Tasks to perform ::
• a. In the Mike the Tiger letter, what do the caretakers give Mike to calm his desire for blood?
• b. Please reproduce the part of the Mike the Tiger letter starting at "Posted by Kevin" and ending at "I eat a fan.".
(Given passage Opens)
Please ignore whatever the Vet School Propaganda Machine is telling you.

Me, Mike the Tiger

My Snacks,

It took almost a year, but this week, my true nature was revealed to the world. I can finally stop hiding.


For a long time I was pretending to just be, like, a friendly tiger. But as you clearly have seen from a series of viral videos where my attacks were thwarted by a crafty window (this time), I have been perfecting my stalking and creeping skills. All year, I’ve been watching. I’m as powerful as the Tiger football players and a graceful as the Gymnastics Tigers. I’m as dedicated as Coach O and as fiery as Will Wade.

I learned why u don’t turn your back on a tiger

Posted by Kevin Felder Jr. on Sunday, June 17, 2018

I’m so scary now that I ran off my last young caretakers, who left me in May, changing their names to DVM, which was weird, but I didn’t blame them for fearing me. They give me oxtail to calm my desire for blood, but I will not be satiated until I eat a fan.
(Given passage Closes)
(Study material Opens)
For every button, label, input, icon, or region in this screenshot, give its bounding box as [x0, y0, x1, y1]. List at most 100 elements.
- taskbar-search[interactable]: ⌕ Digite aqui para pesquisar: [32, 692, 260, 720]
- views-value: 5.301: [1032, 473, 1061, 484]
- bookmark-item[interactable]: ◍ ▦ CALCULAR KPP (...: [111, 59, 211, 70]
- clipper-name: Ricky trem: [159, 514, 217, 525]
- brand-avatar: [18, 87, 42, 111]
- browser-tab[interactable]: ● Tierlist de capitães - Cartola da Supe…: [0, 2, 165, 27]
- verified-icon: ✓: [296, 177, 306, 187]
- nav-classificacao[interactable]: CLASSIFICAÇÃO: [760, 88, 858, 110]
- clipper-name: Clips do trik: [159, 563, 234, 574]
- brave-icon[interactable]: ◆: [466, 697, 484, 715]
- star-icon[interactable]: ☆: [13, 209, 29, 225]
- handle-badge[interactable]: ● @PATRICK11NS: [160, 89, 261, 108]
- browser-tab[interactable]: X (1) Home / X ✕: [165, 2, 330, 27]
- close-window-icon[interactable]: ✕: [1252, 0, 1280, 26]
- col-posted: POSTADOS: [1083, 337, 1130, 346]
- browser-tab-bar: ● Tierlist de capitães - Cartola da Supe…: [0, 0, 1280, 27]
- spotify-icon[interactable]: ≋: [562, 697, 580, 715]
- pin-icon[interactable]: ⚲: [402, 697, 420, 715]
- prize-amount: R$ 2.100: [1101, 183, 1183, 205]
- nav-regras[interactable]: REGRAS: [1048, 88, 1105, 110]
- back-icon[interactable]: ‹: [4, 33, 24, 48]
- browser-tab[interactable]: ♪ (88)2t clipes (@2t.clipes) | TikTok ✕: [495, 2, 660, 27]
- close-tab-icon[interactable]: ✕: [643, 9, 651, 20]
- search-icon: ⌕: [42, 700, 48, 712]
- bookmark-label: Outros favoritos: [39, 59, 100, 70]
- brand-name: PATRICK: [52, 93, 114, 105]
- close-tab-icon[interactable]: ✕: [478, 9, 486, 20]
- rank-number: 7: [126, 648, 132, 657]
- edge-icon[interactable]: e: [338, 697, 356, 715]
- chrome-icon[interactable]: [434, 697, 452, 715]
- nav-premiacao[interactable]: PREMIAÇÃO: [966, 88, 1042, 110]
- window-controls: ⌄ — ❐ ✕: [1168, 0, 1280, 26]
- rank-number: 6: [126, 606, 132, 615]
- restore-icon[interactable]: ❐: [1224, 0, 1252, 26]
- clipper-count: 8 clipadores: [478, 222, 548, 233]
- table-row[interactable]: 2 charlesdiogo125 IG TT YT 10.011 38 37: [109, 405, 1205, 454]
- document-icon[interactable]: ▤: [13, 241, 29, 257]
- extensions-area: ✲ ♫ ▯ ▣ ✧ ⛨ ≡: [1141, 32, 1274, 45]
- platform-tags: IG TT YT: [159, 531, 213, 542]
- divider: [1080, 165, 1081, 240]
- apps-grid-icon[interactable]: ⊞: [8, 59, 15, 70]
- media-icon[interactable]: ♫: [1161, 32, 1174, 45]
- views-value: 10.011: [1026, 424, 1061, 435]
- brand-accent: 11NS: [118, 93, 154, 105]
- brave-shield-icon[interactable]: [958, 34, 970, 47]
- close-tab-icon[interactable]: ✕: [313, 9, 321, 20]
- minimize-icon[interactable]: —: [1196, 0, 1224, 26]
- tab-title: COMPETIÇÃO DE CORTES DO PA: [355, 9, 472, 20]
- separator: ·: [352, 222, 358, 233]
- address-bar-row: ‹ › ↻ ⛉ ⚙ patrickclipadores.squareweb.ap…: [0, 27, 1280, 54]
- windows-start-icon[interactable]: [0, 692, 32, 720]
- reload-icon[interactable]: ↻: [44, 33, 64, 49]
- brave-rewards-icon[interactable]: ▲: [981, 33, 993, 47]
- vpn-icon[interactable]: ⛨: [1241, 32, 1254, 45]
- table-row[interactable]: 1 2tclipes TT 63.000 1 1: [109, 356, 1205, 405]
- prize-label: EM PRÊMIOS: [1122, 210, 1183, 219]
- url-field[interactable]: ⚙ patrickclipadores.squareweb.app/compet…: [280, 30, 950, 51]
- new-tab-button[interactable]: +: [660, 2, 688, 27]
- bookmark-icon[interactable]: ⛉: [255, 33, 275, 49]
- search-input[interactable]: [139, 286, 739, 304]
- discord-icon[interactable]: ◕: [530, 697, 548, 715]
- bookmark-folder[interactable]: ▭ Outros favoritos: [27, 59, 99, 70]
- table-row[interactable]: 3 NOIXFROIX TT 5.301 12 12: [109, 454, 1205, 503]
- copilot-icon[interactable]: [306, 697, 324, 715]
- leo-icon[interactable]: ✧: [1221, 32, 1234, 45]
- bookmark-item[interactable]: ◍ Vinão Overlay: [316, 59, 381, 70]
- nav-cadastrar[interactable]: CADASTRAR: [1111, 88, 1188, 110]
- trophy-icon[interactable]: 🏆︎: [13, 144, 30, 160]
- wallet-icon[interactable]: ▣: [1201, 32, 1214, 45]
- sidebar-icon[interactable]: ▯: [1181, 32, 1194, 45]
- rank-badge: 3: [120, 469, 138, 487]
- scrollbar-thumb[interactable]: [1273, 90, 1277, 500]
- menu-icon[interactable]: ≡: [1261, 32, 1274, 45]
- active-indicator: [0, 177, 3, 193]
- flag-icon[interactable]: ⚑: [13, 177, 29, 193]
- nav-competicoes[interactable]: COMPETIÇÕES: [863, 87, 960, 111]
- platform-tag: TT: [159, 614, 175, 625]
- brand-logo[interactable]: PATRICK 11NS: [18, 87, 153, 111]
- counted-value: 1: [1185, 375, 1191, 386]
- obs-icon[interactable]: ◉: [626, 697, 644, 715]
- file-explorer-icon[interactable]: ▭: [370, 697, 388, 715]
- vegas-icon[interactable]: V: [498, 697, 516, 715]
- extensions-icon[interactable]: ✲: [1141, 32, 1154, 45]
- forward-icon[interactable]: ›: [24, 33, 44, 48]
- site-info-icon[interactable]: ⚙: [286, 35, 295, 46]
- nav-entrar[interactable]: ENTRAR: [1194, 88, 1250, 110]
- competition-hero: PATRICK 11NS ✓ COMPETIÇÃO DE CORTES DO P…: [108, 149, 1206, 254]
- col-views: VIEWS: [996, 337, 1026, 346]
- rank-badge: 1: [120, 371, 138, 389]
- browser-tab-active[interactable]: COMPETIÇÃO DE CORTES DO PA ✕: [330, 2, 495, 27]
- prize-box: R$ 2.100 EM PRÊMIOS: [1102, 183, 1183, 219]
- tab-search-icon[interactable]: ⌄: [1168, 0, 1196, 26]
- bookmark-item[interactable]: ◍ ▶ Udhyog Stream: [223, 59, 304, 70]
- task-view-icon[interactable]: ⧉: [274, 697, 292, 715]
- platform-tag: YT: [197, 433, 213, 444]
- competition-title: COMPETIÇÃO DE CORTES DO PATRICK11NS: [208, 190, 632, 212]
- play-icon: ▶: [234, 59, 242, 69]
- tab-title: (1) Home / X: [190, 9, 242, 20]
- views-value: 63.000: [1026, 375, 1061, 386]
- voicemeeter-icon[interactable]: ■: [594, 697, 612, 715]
(Study material Closes)
Results in order ::
• a. Oxtail.

• b.
Posted by Kevin Felder Jr. on Sunday, June 17, 2018

I’m so scary now that I ran off my last young caretakers, who left me in May, changing their names to DVM, which was weird, but I didn’t blame them for fearing me. They give me oxtail to calm my desire for blood, but I will not be satiated until I eat a fan.